STATED PROBLEM: Reproduce word for word the portion of the passage on vocational education and training programs that begins at the words "In addition to these" and stops after the words "(Deutscher Bundestag, 2021[6]).".

DOCUMENT EXTRACT:
━━━━━━━━━━━━━━━━
In addition to these VET programmes, there are also certain programmes that are considered general but have some vocational content. Such general education programmes with vocational orientation are offered at vocational grammar schools (berufliches Gymnasium) and are of a duration of two to three years. Students can choose between different specialisations, such as agricultural economy or technology, and receive a higher education entrance qualification for studies related to their specialisation upon completion of this programme (Deutscher Bundestag, 2021[6]).

At the post-secondary level, VET programmes at ISCED levels 4 to 5 are open to all upper secondary graduates. These are specialised programmes lasting between one and three years. They lead to qualifications that grant access to university studies or the labour market. Upper-secondary VET graduates from certain programmes may also attend courses offered by trade and technical schools (at ISCED Level 6), pursue professionally-oriented tertiary studies (ISCED Levels 6-7), or complete a bridging course to gain eligibility to universities. In addition, dual study programmes at ISCED Levels 6 to 7 combine academic studies and work-based learning.1 Depending on the programme focus, their entry requirements differ. These programmes also function as professional development for adults and in some cases lead to a vocational qualification in addition to an academic degree.
━━━━━━━━━━━━━━━━
Listings of boxed layout items:
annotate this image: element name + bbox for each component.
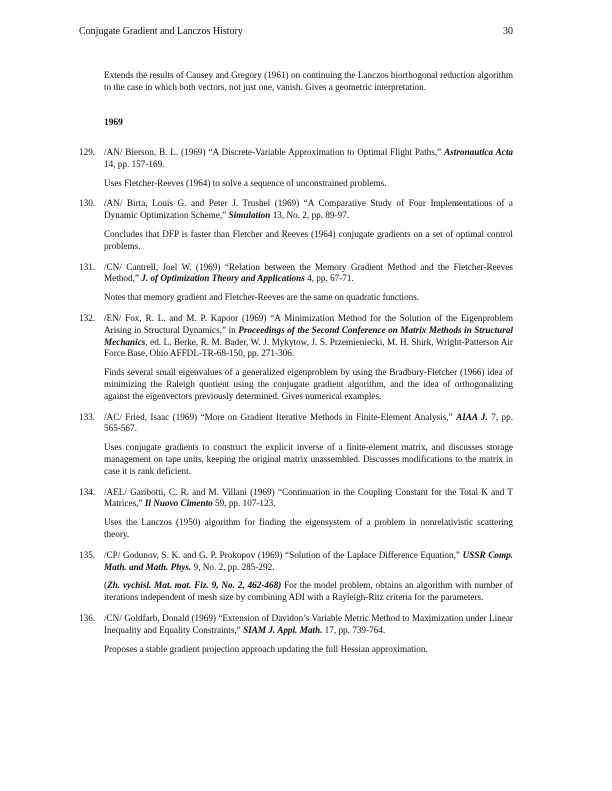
citation (104, 262, 513, 286)
citation-volume-pages: , ed. L. Berke, R. M. Bader, W. J. Mykytow, J. S. Przemieniecki, M. H. Shirk, Wright-Patterson Air Force Base, Ohio AFFDL-TR-68-150, pp. 271-306. (104, 336, 513, 359)
annotation: Finds several small eigenvalues of a generalized eigenproblem by using the Bradbury-Fletcher (1966) idea of minimizing the Raleigh quotient using the conjugate gradient algorithm, and the idea of orthogonalizing against the eigenvectors previously determined. Gives numerical examples. (104, 367, 513, 401)
journal-name: Astronautica Acta (444, 147, 513, 157)
entry-body (104, 313, 513, 403)
bib-entry (79, 487, 513, 541)
citation-volume-pages: 17, pp. 739-764. (322, 624, 386, 635)
entry-body (104, 550, 513, 604)
entry-body (104, 613, 513, 655)
bib-entry (79, 550, 513, 604)
citation (104, 550, 513, 574)
entry-number: 130. (79, 198, 96, 209)
entry-body (104, 487, 513, 541)
citation (104, 313, 513, 360)
entry-number: 132. (79, 312, 96, 323)
journal-name: Il Nuovo Cimento (144, 498, 213, 509)
citation-authors-title: /CN/ Cantrell, Joel W. (1969) “Relation between the Memory Gradient Method and the Fletcher-Reeves Method,” (104, 261, 513, 284)
annotation: Concludes that DFP is faster than Fletcher and Reeves (1964) conjugate gradients on a set of optimal control problems. (104, 228, 513, 251)
entry-number: 129. (79, 147, 96, 157)
citation-authors-title: /AEL/ Garibotti, C. R. and M. Villani (1969) “Continuation in the Coupling Constant for the Total K and T Matrices,” (104, 486, 513, 509)
bibliography-list (79, 147, 513, 664)
entry-body (104, 147, 513, 189)
annotation: Uses the Lanczos (1950) algorithm for finding the eigensystem of a problem in nonrelativistic scattering theory. (104, 517, 513, 539)
page-number: 30 (503, 26, 513, 37)
annotation: Uses conjugate gradients to construct the explicit inverse of a finite-element matrix, and discusses storage management on tape units, keeping the original matrix unassembled. Discusses modifications to the matrix in case it is rank deficient. (104, 442, 513, 476)
bib-entry (79, 613, 513, 655)
bib-entry (79, 412, 513, 478)
page-header (79, 26, 513, 37)
citation-authors-title: /CP/ Godunov, S. K. and G. P. Prokopov (1969) “Solution of the Laplace Difference Equation,” (104, 549, 463, 560)
entry-number: 135. (79, 549, 96, 560)
citation (104, 613, 513, 637)
citation (104, 147, 513, 171)
year-heading: 1969 (104, 118, 123, 128)
citation-authors-title: /CN/ Goldfarb, Donald (1969) “Extension of Davidon’s Variable Metric Method to Maximization under Linear Inequality and Equality Constraints,” (104, 612, 513, 635)
journal-name: J. of Optimization Theory and Applications (141, 273, 305, 284)
citation-volume-pages: 9, No. 2, pp. 285-292. (191, 561, 275, 572)
citation-volume-pages: 59, pp. 107-123. (212, 498, 276, 509)
entry-body (104, 198, 513, 252)
citation-volume-pages: 7, pp. 565-567. (104, 411, 514, 434)
running-title: Conjugate Gradient and Lanczos History (79, 26, 243, 37)
entry-number: 131. (79, 261, 96, 272)
citation (104, 412, 513, 436)
journal-name: AIAA J. (456, 411, 488, 422)
journal-name: Proceedings of the Second Conference on Matrix Methods in Structural Mechanics (104, 324, 514, 347)
annotation-text: For the model problem, obtains an algorithm with number of iterations independent of mesh size by combining ADI with a Rayleigh-Ritz criteria for the parameters. (104, 580, 513, 603)
citation-volume-pages: 13, No. 2, pp. 89-97. (270, 210, 349, 221)
russian-source: Zh. vychisl. Mat. mat. Fiz. 9, No. 2, 462-468) (107, 580, 282, 591)
bib-entry (79, 147, 513, 189)
annotation: Notes that memory gradient and Fletcher-Reeves are the same on quadratic functions. (104, 292, 420, 303)
journal-name: SIAM J. Appl. Math. (243, 624, 323, 635)
entry-body (104, 412, 513, 478)
bib-entry (79, 313, 513, 403)
entry-number: 134. (79, 486, 96, 497)
citation (104, 198, 513, 222)
bib-entry (79, 262, 513, 304)
citation-volume-pages: 4, pp. 67-71. (304, 273, 354, 284)
citation-volume-pages: 14, pp. 157-169. (104, 158, 165, 169)
journal-name: USSR Comp. Math. and Math. Phys. (104, 549, 513, 572)
continued-annotation: Extends the results of Causey and Gregory (1961) on continuing the Lanczos biorthogonal reduction algorithm to the case in which both vectors, not just one, vanish. Gives a geometric interpretation. (104, 70, 513, 92)
journal-name: Simulation (228, 210, 271, 221)
entry-body (104, 262, 513, 304)
citation-authors-title: /AN/ Birta, Louis G. and Peter J. Trushel (1969) “A Comparative Study of Four Implementations of a Dynamic Optimization Scheme,” (104, 198, 513, 221)
citation-authors-title: /AC/ Fried, Isaac (1969) “More on Gradient Iterative Methods in Finite-Element Analysis,” (104, 411, 457, 422)
annotation (104, 580, 513, 604)
citation (104, 487, 513, 511)
citation-authors-title: /EN/ Fox, R. L. and M. P. Kapoor (1969) “A Minimization Method for the Solution of the Eigenproblem Arising in Structural Dynamics,” in (104, 312, 513, 335)
entry-number: 136. (79, 612, 96, 623)
annotation: Proposes a stable gradient projection approach updating the full Hessian approximation. (104, 643, 428, 654)
citation-authors-title: /AN/ Bierson, B. L. (1969) “A Discrete-Variable Approximation to Optimal Flight Paths,” (104, 147, 445, 157)
entry-number: 133. (79, 411, 96, 422)
bib-entry (79, 198, 513, 252)
russian-source-open: ( (104, 580, 108, 591)
annotation: Uses Fletcher-Reeves (1964) to solve a sequence of unconstrained problems. (104, 177, 387, 188)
━━━━━━━━━━━━━━━━
ANSWER TO THE PROBLEM:
In addition to these VET programmes, there are also certain programmes that are considered general but have some vocational content. Such general education programmes with vocational orientation are offered at vocational grammar schools (berufliches Gymnasium) and are of a duration of two to three years. Students can choose between different specialisations, such as agricultural economy or technology, and receive a higher education entrance qualification for studies related to their specialisation upon completion of this programme (Deutscher Bundestag, 2021[6]).